*Exercise material*.
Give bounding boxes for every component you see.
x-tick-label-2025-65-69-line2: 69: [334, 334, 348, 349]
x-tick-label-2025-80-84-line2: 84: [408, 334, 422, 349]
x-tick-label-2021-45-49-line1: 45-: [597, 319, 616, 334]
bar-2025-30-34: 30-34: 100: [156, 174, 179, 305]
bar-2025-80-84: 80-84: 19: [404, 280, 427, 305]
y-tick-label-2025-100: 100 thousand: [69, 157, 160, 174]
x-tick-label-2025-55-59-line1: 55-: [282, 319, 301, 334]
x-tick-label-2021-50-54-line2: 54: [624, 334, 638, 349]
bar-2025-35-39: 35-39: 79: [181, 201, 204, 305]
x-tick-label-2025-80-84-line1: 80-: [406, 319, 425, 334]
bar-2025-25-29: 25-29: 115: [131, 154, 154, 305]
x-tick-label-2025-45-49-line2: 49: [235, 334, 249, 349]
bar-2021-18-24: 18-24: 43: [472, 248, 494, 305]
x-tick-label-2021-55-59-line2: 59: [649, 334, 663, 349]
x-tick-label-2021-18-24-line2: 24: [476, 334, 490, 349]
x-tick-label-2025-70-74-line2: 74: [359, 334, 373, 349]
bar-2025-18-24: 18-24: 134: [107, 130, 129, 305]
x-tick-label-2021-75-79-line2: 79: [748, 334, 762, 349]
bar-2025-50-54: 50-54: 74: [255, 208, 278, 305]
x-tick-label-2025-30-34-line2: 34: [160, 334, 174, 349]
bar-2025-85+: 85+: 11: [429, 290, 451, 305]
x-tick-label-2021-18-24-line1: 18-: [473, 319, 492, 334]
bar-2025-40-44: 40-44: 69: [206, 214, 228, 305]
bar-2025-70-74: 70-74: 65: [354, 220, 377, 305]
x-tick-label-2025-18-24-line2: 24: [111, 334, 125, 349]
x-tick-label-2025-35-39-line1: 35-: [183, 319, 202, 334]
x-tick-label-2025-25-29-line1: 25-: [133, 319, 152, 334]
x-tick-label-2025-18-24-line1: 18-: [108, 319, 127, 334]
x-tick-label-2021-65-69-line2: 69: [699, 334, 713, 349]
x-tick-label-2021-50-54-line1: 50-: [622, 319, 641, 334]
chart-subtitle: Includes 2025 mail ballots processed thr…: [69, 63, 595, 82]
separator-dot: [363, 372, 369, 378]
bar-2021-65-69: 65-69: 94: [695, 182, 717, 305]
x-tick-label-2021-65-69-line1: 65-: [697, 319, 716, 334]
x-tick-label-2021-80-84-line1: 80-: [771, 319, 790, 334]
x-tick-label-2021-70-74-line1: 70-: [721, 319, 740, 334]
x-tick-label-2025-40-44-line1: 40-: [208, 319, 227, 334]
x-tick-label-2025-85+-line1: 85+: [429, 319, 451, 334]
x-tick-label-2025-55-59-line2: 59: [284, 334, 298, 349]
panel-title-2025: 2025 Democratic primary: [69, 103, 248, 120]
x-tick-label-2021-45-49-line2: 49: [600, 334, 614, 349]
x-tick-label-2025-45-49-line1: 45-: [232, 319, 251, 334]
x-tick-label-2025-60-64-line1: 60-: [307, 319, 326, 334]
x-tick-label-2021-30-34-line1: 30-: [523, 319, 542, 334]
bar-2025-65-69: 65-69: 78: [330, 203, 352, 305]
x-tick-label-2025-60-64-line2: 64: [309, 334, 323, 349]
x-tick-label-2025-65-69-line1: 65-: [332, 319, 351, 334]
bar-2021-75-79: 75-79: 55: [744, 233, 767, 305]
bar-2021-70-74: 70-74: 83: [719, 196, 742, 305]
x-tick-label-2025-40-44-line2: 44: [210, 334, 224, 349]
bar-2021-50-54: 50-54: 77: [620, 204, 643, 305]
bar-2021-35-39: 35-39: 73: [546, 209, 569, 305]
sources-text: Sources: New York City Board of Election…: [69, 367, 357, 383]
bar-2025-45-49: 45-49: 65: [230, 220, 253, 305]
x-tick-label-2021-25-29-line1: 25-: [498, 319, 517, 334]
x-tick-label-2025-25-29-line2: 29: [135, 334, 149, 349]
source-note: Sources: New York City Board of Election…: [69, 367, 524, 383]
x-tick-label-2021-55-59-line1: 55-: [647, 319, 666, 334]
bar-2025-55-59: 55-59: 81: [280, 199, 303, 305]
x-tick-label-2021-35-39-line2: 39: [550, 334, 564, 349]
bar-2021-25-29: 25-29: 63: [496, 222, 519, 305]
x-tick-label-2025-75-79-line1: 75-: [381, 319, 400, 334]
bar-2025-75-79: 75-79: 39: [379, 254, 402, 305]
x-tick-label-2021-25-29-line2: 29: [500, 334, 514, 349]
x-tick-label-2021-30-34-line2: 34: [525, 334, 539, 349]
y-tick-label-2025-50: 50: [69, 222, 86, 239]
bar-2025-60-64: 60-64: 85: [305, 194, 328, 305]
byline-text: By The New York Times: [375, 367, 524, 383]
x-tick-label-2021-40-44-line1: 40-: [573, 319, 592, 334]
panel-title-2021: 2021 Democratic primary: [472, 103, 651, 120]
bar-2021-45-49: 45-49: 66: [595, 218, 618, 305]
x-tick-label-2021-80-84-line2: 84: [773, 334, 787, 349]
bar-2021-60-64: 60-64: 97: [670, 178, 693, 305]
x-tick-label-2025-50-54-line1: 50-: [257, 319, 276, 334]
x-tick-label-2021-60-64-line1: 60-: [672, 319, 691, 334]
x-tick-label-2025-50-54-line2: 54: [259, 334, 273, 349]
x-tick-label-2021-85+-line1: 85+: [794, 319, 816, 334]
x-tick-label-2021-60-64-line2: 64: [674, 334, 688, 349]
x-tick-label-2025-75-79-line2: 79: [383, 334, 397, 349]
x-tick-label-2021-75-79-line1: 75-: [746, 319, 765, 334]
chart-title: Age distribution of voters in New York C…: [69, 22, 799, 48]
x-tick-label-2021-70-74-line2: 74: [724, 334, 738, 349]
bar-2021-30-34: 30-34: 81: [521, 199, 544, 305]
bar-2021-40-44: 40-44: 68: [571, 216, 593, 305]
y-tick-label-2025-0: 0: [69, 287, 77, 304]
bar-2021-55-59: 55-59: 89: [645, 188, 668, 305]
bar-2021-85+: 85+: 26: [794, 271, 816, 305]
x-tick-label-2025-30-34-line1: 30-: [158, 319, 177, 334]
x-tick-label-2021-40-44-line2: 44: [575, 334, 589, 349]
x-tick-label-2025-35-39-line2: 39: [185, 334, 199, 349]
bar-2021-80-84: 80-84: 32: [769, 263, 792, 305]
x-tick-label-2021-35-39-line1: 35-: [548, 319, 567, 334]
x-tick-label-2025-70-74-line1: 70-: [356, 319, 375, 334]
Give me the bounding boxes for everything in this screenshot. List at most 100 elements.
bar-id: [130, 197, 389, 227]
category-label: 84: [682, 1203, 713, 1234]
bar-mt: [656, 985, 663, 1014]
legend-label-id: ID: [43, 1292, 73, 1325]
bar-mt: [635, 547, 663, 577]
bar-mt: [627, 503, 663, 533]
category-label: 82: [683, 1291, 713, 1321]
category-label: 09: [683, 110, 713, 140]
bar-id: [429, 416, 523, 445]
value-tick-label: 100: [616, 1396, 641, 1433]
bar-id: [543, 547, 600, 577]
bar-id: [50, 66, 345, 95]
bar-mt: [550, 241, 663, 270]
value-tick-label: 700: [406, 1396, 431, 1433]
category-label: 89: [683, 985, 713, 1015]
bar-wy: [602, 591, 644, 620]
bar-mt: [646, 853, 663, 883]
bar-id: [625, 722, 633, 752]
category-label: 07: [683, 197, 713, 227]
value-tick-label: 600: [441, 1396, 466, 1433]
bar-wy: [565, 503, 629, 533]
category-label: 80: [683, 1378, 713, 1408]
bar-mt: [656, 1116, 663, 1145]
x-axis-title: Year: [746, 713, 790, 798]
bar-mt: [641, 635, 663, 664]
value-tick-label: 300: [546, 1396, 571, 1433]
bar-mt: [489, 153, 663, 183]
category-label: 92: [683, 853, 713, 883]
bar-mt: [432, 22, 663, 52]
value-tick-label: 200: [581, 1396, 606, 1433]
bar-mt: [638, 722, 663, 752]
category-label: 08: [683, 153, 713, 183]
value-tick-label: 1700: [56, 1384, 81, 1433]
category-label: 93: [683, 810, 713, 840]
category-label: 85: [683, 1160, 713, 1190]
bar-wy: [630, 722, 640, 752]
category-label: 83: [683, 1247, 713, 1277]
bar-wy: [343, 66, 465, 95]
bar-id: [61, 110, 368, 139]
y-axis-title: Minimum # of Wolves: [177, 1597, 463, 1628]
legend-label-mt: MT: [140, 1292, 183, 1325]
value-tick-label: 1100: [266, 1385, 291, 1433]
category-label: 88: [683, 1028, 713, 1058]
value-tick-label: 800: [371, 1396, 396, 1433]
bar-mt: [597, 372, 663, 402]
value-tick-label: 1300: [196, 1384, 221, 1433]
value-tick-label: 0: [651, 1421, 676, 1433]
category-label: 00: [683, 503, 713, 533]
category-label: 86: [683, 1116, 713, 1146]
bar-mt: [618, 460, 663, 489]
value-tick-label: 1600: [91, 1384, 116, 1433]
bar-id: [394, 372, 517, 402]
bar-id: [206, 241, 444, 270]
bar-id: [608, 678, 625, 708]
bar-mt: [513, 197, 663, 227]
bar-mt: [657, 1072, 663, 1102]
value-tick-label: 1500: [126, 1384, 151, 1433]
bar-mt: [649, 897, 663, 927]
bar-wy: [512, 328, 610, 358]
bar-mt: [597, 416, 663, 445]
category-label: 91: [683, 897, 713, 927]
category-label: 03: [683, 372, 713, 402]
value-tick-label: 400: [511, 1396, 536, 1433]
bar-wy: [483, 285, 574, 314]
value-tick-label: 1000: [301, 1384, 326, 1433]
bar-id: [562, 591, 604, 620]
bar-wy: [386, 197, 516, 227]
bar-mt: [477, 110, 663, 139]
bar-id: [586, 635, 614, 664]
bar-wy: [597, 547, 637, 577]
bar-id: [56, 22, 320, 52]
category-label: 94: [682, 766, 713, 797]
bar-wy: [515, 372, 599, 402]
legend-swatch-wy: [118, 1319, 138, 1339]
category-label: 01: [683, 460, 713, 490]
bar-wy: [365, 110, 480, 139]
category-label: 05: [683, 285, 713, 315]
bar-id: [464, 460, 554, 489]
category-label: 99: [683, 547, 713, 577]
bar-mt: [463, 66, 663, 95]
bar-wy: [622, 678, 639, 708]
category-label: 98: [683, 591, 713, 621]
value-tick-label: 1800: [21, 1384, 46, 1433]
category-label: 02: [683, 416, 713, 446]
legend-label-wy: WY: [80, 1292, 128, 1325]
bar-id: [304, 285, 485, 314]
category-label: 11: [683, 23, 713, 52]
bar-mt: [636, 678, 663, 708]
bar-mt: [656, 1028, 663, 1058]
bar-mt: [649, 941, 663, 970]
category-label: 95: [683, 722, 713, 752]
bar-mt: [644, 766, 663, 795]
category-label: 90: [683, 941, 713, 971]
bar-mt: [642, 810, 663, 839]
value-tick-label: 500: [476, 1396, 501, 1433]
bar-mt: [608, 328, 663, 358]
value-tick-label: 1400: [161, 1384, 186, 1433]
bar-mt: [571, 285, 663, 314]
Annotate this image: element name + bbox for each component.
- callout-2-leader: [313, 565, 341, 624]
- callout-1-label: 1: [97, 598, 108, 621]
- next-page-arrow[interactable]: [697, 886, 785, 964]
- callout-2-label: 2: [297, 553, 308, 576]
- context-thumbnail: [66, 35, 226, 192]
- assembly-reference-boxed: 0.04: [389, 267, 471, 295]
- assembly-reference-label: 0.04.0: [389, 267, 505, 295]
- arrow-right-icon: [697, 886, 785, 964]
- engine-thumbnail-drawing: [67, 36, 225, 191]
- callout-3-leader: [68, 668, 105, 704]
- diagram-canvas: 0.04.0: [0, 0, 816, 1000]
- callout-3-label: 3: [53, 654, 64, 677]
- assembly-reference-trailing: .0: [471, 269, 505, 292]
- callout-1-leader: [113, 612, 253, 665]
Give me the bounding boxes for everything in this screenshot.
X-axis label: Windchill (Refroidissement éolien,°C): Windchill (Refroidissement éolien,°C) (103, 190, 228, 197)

*Set task*.
Count the lines in the rows above that contain the word "Board" and give only the number.

*Exercise output*.
2